Text provided:
##########

Kenya's many ethnic groups have a well developed and sophisticated folklore which embodies their history, traditions, mores, world-view and wisdom. Their legends recount the movement of people to and from the rift valley, into the highlands, the grasslands and the lake regions. Famous historical figures such as the Kikuyu Gikuyu and Mumbi or the Luo culture hero Liongo are represented in myths and legends. Myths include accounts of how cattle were given to a certain people by God. The Maasai have this legend, so when they went on cattle raids they were getting back what was rightfully theirs. The Kikuyu also have a similar story. Folk tales try to answer etymological questions, such as why the hyena has a limp and the origin of death. In many Kenyan cultures the message that men would not die was given to a chameleon, but he was so slow that a bird got to man before him and gave them the message that men would die. Folk tales also recount the adventures of tricksters. In Kenya, tricksters are usually the hare or the tortoise. The ogre is another popular, if evil, character in many Kenyan folk tales. The ogre devours whole communities but is eventually vanquished by the actions of a brother and sister. The brother then cuts the toe of the ogre and all the people it ate come out.

Each ethnic group has a large store of riddles, proverbs and sayings, which are still an important aspect of daily speech. Riddles were usually exchanged in the evening before a storytelling session. Riddling sessions are usually competitions between two young people who fictionally bet villages, or cattle, or other items of economic life on the outcome. Many cultures have a prohibition on telling riddles during daylight hours. The Kikuyu had a very elaborate sung riddle game, a duet called the enigma poem or gicandia set text poem of riddles. It is sung in a duet and the players are in a competition. The duet is strikingly different than the normal singing of the Kikuyu performed by a soloist and a chorus. The poem is learned by heart. A decorated gourd rattle accompanies the singing One gicandi may consists of 127 stanzas.

##########

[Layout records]
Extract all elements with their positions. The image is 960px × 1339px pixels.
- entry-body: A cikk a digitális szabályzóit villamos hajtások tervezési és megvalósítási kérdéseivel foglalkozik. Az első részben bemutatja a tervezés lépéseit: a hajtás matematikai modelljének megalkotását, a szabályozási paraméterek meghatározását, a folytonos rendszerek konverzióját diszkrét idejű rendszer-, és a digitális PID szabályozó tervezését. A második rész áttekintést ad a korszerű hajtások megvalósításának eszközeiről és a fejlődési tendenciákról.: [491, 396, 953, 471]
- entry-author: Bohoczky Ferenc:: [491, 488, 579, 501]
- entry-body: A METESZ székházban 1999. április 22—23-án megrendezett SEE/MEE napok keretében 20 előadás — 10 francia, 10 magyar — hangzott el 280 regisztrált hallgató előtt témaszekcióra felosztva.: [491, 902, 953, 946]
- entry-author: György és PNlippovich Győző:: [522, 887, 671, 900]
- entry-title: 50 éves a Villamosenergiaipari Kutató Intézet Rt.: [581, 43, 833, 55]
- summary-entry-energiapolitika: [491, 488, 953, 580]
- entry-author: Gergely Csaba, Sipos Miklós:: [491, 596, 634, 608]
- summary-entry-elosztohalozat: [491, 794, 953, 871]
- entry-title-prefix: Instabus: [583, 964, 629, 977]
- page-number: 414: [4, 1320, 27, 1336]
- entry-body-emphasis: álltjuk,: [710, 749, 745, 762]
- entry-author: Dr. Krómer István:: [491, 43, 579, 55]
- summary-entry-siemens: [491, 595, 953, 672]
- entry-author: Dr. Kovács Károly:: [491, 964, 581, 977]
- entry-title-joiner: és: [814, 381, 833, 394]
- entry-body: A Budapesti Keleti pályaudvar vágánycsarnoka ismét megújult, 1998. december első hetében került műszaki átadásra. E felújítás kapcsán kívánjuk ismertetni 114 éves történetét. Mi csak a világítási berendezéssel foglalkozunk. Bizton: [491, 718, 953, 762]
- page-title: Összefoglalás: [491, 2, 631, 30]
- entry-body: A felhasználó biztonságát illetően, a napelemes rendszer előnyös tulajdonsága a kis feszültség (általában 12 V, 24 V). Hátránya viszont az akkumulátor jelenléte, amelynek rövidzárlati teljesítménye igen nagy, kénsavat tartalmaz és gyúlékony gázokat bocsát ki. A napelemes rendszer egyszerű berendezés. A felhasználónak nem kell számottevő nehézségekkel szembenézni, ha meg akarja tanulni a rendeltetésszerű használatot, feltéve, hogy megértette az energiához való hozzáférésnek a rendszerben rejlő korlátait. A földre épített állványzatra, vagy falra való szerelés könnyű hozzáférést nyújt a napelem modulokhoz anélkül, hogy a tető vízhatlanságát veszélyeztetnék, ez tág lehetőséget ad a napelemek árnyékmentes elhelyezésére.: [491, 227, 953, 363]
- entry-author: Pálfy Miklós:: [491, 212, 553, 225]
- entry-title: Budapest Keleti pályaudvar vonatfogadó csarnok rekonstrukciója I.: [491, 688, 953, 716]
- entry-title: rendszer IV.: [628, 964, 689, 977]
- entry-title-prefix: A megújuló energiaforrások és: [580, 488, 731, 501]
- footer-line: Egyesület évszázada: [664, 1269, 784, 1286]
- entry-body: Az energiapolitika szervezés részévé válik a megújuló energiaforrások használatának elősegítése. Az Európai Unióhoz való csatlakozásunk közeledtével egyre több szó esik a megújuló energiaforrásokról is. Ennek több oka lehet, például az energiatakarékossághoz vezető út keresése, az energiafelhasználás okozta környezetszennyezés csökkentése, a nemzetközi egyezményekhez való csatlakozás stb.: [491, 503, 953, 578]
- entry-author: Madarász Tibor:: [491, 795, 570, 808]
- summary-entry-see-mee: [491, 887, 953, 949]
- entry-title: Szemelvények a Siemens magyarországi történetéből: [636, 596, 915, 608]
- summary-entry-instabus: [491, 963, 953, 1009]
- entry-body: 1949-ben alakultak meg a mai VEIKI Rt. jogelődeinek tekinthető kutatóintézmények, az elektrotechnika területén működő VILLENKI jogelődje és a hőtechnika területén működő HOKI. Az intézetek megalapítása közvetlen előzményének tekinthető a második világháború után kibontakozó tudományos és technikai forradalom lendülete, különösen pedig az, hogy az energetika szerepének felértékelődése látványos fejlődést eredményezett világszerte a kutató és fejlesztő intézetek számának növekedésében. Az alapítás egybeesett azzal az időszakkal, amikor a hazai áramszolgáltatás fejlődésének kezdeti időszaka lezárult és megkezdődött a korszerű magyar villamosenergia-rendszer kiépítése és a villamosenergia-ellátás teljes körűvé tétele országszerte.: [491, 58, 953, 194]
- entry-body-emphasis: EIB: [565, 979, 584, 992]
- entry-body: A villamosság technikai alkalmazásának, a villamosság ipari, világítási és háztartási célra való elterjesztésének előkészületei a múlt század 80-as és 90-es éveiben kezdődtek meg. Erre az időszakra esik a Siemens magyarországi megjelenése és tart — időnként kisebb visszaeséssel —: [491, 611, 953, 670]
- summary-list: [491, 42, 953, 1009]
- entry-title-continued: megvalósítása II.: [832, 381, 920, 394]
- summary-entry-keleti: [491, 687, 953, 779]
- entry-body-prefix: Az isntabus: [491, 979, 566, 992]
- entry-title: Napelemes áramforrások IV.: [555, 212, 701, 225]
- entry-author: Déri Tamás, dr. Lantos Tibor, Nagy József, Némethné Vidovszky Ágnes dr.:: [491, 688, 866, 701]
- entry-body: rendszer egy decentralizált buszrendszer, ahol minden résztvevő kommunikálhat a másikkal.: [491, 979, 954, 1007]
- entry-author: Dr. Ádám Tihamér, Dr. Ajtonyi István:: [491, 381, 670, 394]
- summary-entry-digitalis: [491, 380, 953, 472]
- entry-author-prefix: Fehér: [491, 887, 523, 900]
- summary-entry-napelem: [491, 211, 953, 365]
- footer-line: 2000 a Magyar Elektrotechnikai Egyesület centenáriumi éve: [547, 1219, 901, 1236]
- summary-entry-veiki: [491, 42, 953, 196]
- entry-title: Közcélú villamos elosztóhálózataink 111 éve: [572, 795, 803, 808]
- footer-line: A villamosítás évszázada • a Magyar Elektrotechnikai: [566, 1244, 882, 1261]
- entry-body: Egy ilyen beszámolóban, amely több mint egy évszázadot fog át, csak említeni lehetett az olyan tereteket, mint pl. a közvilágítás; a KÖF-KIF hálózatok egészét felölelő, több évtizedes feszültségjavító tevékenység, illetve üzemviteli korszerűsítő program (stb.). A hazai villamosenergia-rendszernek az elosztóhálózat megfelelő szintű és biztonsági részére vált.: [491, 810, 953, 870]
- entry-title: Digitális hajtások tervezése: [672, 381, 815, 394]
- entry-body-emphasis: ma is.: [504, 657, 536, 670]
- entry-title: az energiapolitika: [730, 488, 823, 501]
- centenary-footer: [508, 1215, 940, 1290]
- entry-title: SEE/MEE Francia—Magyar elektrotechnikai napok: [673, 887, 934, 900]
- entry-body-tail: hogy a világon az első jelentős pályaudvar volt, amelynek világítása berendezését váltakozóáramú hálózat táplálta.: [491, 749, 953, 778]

##########

What to do:
[1] Name every ethnic group that the text on Kenyan folklore mentions by name.
[2] Write the next part of the text on Kenyan folklore, picking up after its final sentence.

Answers provided:
[1] Kikuyu, Luo, Maasai

[2]
Proverbs are social phenomenon and as such they can be defined as a message coded by tradition and transmitted in order to evaluate and/or effect human behavior. Proverbs reveal key elements of a culture such as the position and influence of women, morality, what is considered appropriate behavior, and the importance of children. For example the Luo have these proverbs: (1) The eye you have treated will look at you contemptuously. (2) A cowardly hyena lives for many years. (3) The swimmer who races alone, praises the winner. Some Kikuyu examples includes: (1) Women and the sky cannot be understood. (2) The man may be the head of the home, but the woman is the heart. (3) Frowning frogs cannot stop the cows drinking from the pool. There are also several proverbs in Swahili and English that have become part of Kenyans' daily life. For example: Haraka Haraka haina baraka (hurry hurry has not blessing) and also, When elephants fight it is the grass that suffers.

The Swahili people on Kenya's coast have had a rich oral tradition that has been influenced by Islam. Stories of genies are told side by side with stories of hare and hyena. There is also a very rich tradition of popular poetry that has been part of Swahili cultural life for over four centuries.

Kenyan radio and television shows use folklore as part of their daily programming. Oral literature is part of the secondary and university syllabus. Part of the requirement in these classes is for students to collect folklore from their parents and grandparents. Kenyans believe that folklore is an important part of their heritage and culture and are taking steps to preserve and encourage folklore and education. While global culture in the shape of movies, music and literature is replacing folklore, Kenyans are actively involved in its maintenance.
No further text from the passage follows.